• [DATA]:
§ §

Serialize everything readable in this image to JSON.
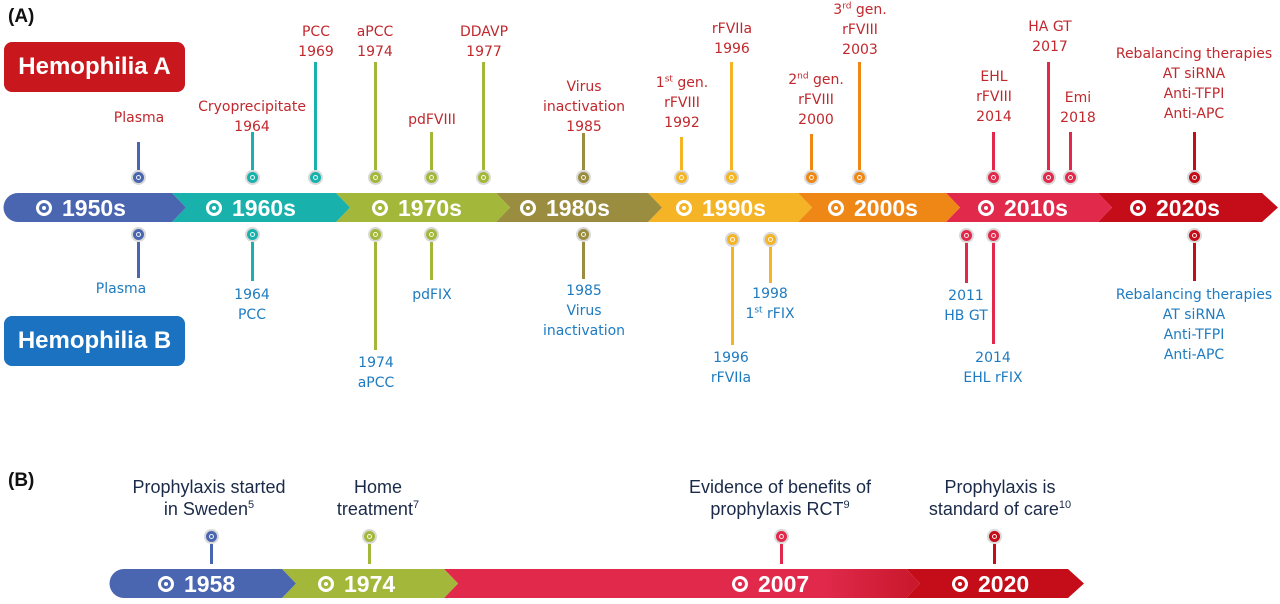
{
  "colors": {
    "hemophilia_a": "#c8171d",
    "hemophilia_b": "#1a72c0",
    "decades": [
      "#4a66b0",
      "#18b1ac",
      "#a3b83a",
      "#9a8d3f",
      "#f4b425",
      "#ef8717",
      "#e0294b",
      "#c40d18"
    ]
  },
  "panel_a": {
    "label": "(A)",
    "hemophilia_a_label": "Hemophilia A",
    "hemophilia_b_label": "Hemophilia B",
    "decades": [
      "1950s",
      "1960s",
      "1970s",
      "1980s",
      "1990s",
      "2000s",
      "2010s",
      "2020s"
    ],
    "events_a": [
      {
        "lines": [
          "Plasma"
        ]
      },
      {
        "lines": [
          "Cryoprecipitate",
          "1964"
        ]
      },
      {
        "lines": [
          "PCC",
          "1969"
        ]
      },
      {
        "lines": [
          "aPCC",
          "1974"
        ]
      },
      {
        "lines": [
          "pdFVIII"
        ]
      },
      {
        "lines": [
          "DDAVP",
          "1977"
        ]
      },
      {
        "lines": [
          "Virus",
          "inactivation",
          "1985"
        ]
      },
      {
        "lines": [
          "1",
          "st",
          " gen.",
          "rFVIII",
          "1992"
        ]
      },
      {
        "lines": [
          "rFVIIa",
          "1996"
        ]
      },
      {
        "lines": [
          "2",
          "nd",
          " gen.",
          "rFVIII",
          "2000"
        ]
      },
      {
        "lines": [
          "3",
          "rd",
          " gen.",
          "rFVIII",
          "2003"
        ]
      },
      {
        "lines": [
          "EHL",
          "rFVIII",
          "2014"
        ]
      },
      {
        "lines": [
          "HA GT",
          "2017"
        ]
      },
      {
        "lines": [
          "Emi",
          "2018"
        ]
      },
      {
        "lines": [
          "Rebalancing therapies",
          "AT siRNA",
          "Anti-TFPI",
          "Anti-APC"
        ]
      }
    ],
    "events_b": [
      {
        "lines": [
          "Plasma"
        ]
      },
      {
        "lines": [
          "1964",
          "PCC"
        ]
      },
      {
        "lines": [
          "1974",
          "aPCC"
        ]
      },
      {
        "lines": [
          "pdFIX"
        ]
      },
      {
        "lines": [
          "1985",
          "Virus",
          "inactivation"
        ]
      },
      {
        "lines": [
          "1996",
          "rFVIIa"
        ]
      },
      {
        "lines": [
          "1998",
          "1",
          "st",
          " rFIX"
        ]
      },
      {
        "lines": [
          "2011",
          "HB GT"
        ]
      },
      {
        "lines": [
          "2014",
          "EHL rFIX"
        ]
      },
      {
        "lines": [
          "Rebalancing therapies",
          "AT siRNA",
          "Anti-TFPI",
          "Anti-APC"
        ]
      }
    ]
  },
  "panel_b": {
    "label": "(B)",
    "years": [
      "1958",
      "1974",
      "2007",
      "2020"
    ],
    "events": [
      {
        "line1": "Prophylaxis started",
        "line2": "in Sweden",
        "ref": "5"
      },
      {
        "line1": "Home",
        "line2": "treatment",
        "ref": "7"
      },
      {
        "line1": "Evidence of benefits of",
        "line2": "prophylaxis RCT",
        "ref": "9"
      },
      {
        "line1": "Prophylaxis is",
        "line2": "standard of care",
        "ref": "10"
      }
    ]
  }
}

§ §

• [HOW TO COMPLETE THIS TASK]: Print each record as it appears above, dropping every picture from the copy.

• [YOUR RESPONSE]:
Serialize everything readable in this image to JSON.
{
  "colors": {
    "hemophilia_a": "#c8171d",
    "hemophilia_b": "#1a72c0",
    "decades": [
      "#4a66b0",
      "#18b1ac",
      "#a3b83a",
      "#9a8d3f",
      "#f4b425",
      "#ef8717",
      "#e0294b",
      "#c40d18"
    ]
  },
  "panel_a": {
    "label": "(A)",
    "hemophilia_a_label": "Hemophilia A",
    "hemophilia_b_label": "Hemophilia B",
    "decades": [
      "1950s",
      "1960s",
      "1970s",
      "1980s",
      "1990s",
      "2000s",
      "2010s",
      "2020s"
    ],
    "events_a": [
      {
        "lines": [
          "Plasma"
        ]
      },
      {
        "lines": [
          "Cryoprecipitate",
          "1964"
        ]
      },
      {
        "lines": [
          "PCC",
          "1969"
        ]
      },
      {
        "lines": [
          "aPCC",
          "1974"
        ]
      },
      {
        "lines": [
          "pdFVIII"
        ]
      },
      {
        "lines": [
          "DDAVP",
          "1977"
        ]
      },
      {
        "lines": [
          "Virus",
          "inactivation",
          "1985"
        ]
      },
      {
        "lines": [
          "1",
          "st",
          " gen.",
          "rFVIII",
          "1992"
        ]
      },
      {
        "lines": [
          "rFVIIa",
          "1996"
        ]
      },
      {
        "lines": [
          "2",
          "nd",
          " gen.",
          "rFVIII",
          "2000"
        ]
      },
      {
        "lines": [
          "3",
          "rd",
          " gen.",
          "rFVIII",
          "2003"
        ]
      },
      {
        "lines": [
          "EHL",
          "rFVIII",
          "2014"
        ]
      },
      {
        "lines": [
          "HA GT",
          "2017"
        ]
      },
      {
        "lines": [
          "Emi",
          "2018"
        ]
      },
      {
        "lines": [
          "Rebalancing therapies",
          "AT siRNA",
          "Anti-TFPI",
          "Anti-APC"
        ]
      }
    ],
    "events_b": [
      {
        "lines": [
          "Plasma"
        ]
      },
      {
        "lines": [
          "1964",
          "PCC"
        ]
      },
      {
        "lines": [
          "1974",
          "aPCC"
        ]
      },
      {
        "lines": [
          "pdFIX"
        ]
      },
      {
        "lines": [
          "1985",
          "Virus",
          "inactivation"
        ]
      },
      {
        "lines": [
          "1996",
          "rFVIIa"
        ]
      },
      {
        "lines": [
          "1998",
          "1",
          "st",
          " rFIX"
        ]
      },
      {
        "lines": [
          "2011",
          "HB GT"
        ]
      },
      {
        "lines": [
          "2014",
          "EHL rFIX"
        ]
      },
      {
        "lines": [
          "Rebalancing therapies",
          "AT siRNA",
          "Anti-TFPI",
          "Anti-APC"
        ]
      }
    ]
  },
  "panel_b": {
    "label": "(B)",
    "years": [
      "1958",
      "1974",
      "2007",
      "2020"
    ],
    "events": [
      {
        "line1": "Prophylaxis started",
        "line2": "in Sweden",
        "ref": "5"
      },
      {
        "line1": "Home",
        "line2": "treatment",
        "ref": "7"
      },
      {
        "line1": "Evidence of benefits of",
        "line2": "prophylaxis RCT",
        "ref": "9"
      },
      {
        "line1": "Prophylaxis is",
        "line2": "standard of care",
        "ref": "10"
      }
    ]
  }
}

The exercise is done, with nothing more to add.